INSTRUCTION
Give only the count of lines containing "JSON".

INPUT RECORDS
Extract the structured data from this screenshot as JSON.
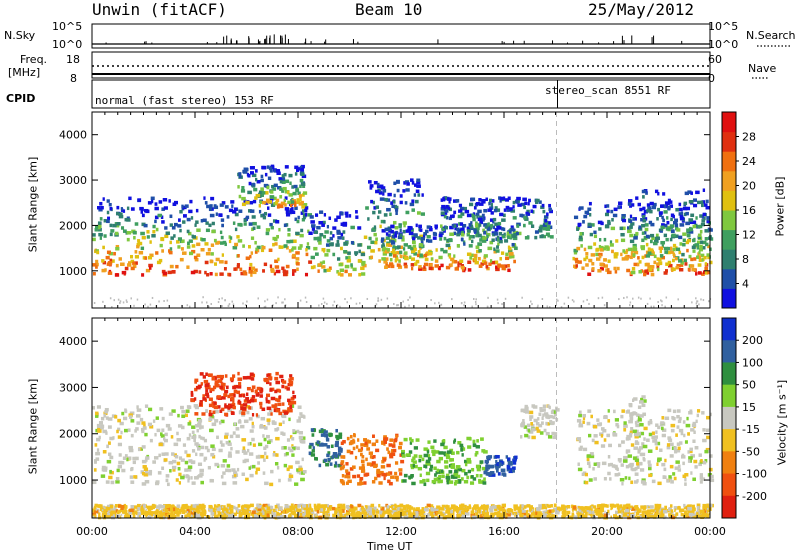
{
  "header": {
    "radar": "Unwin (fitACF)",
    "beam": "Beam 10",
    "date": "25/May/2012"
  },
  "strip_panels": {
    "nsky_label": "N.Sky",
    "nsky_ticks": [
      "10^5",
      "10^0"
    ],
    "nsearch_label": "N.Search",
    "nsearch_ticks": [
      "10^5",
      "10^0"
    ],
    "freq_label_1": "Freq.",
    "freq_label_2": "[MHz]",
    "freq_ticks": [
      "18",
      "8"
    ],
    "nave_label": "Nave",
    "nave_ticks": [
      "60",
      "0"
    ],
    "cpid_label": "CPID",
    "cpid_modes": [
      {
        "text": "normal (fast stereo) 153 RF",
        "start_hour": 0
      },
      {
        "text": "stereo_scan 8551 RF",
        "start_hour": 18
      }
    ]
  },
  "chart_data": [
    {
      "type": "heatmap",
      "name": "power",
      "ylabel": "Slant Range [km]",
      "x_unit": "hour UT",
      "xlim": [
        0,
        24
      ],
      "ylim": [
        180,
        4500
      ],
      "yticks": [
        1000,
        2000,
        3000,
        4000
      ],
      "colorbar_label": "Power [dB]",
      "colorbar_ticks": [
        "4",
        "8",
        "12",
        "16",
        "20",
        "24",
        "28"
      ],
      "colorbar_colors": [
        "#1010e0",
        "#1f4fa8",
        "#2f7f6f",
        "#3f9f5f",
        "#7fc83f",
        "#e0c010",
        "#f0a020",
        "#f07010",
        "#e03010",
        "#e01010"
      ],
      "echo_regions": [
        {
          "x": [
            0.0,
            8.4
          ],
          "range": [
            900,
            2600
          ],
          "level": "high"
        },
        {
          "x": [
            5.6,
            8.2
          ],
          "range": [
            2400,
            3300
          ],
          "level": "medium"
        },
        {
          "x": [
            8.4,
            10.5
          ],
          "range": [
            900,
            2300
          ],
          "level": "medium"
        },
        {
          "x": [
            10.5,
            12.8
          ],
          "range": [
            1200,
            3000
          ],
          "level": "medium"
        },
        {
          "x": [
            11.2,
            16.4
          ],
          "range": [
            1000,
            2000
          ],
          "level": "high"
        },
        {
          "x": [
            13.5,
            17.8
          ],
          "range": [
            1700,
            2600
          ],
          "level": "low"
        },
        {
          "x": [
            18.6,
            24.0
          ],
          "range": [
            900,
            2500
          ],
          "level": "high"
        },
        {
          "x": [
            20.8,
            24.0
          ],
          "range": [
            900,
            2800
          ],
          "level": "medium"
        }
      ]
    },
    {
      "type": "heatmap",
      "name": "velocity",
      "xlabel": "Time UT",
      "ylabel": "Slant Range [km]",
      "x_unit": "hour UT",
      "xlim": [
        0,
        24
      ],
      "ylim": [
        180,
        4500
      ],
      "xticks": [
        "00:00",
        "04:00",
        "08:00",
        "12:00",
        "16:00",
        "20:00",
        "00:00"
      ],
      "yticks": [
        1000,
        2000,
        3000,
        4000
      ],
      "colorbar_label": "Velocity [m s⁻¹]",
      "colorbar_ticks": [
        "200",
        "100",
        "50",
        "15",
        "-15",
        "-50",
        "-100",
        "-200"
      ],
      "colorbar_colors": [
        "#1030d0",
        "#30609f",
        "#2f8f3f",
        "#7fd030",
        "#c8c8c0",
        "#f0c020",
        "#f08010",
        "#f05010",
        "#e02010"
      ],
      "echo_regions": [
        {
          "x": [
            0.0,
            8.2
          ],
          "range": [
            900,
            2600
          ],
          "velocity": 0
        },
        {
          "x": [
            3.8,
            7.8
          ],
          "range": [
            2400,
            3300
          ],
          "velocity": -150
        },
        {
          "x": [
            8.4,
            9.6
          ],
          "range": [
            1300,
            2100
          ],
          "velocity": 120
        },
        {
          "x": [
            9.6,
            12.0
          ],
          "range": [
            900,
            2000
          ],
          "velocity": -100
        },
        {
          "x": [
            12.0,
            15.2
          ],
          "range": [
            900,
            1900
          ],
          "velocity": 60
        },
        {
          "x": [
            15.2,
            16.4
          ],
          "range": [
            1100,
            1500
          ],
          "velocity": 150
        },
        {
          "x": [
            16.6,
            18.0
          ],
          "range": [
            1900,
            2600
          ],
          "velocity": 0
        },
        {
          "x": [
            18.8,
            24.0
          ],
          "range": [
            900,
            2500
          ],
          "velocity": 0
        },
        {
          "x": [
            20.6,
            21.4
          ],
          "range": [
            1200,
            2800
          ],
          "velocity": 20
        },
        {
          "x": [
            0.0,
            24.0
          ],
          "range": [
            180,
            450
          ],
          "velocity": -40
        }
      ]
    }
  ]
}
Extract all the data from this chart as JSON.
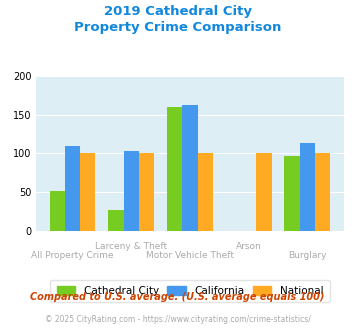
{
  "title_line1": "2019 Cathedral City",
  "title_line2": "Property Crime Comparison",
  "categories": [
    "All Property Crime",
    "Larceny & Theft",
    "Motor Vehicle Theft",
    "Arson",
    "Burglary"
  ],
  "cathedral_city": [
    52,
    27,
    160,
    0,
    97
  ],
  "california": [
    110,
    103,
    163,
    0,
    113
  ],
  "national": [
    100,
    100,
    100,
    100,
    100
  ],
  "bar_colors": {
    "cathedral_city": "#77cc22",
    "california": "#4499ee",
    "national": "#ffaa22"
  },
  "ylim": [
    0,
    200
  ],
  "yticks": [
    0,
    50,
    100,
    150,
    200
  ],
  "bg_color": "#ddeef5",
  "legend_labels": [
    "Cathedral City",
    "California",
    "National"
  ],
  "footnote1": "Compared to U.S. average. (U.S. average equals 100)",
  "footnote2": "© 2025 CityRating.com - https://www.cityrating.com/crime-statistics/",
  "title_color": "#1188dd",
  "footnote1_color": "#cc4400",
  "footnote2_color": "#aaaaaa",
  "label_color": "#aaaaaa",
  "top_labels": [
    [
      1,
      "Larceny & Theft"
    ],
    [
      3,
      "Arson"
    ]
  ],
  "bottom_labels": [
    [
      0,
      "All Property Crime"
    ],
    [
      2,
      "Motor Vehicle Theft"
    ],
    [
      4,
      "Burglary"
    ]
  ]
}
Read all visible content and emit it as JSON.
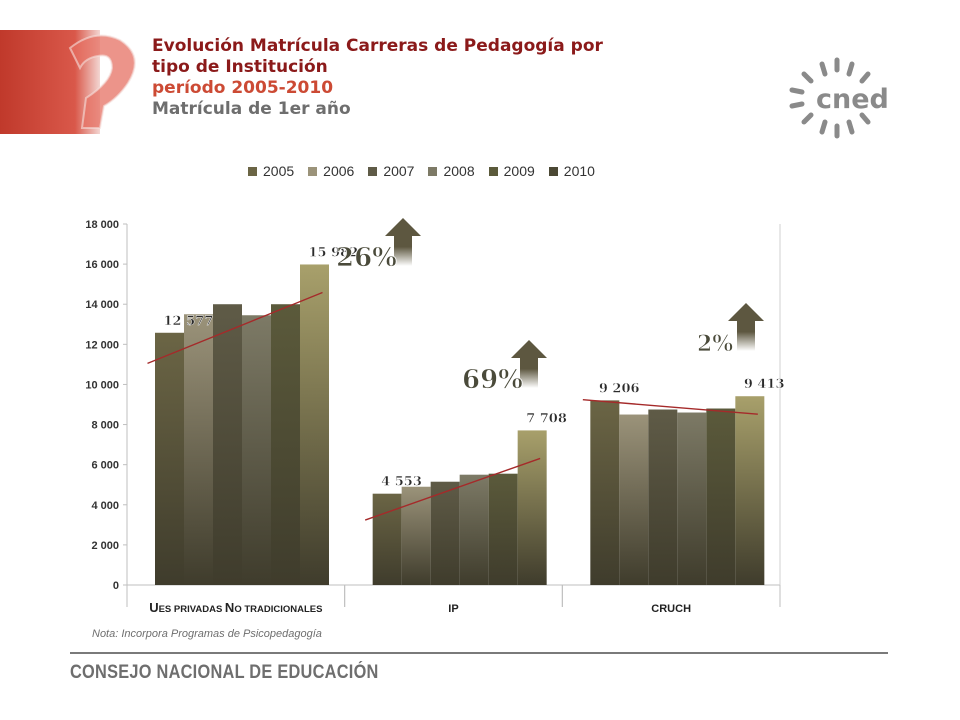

EXERCISE SOLUTION
3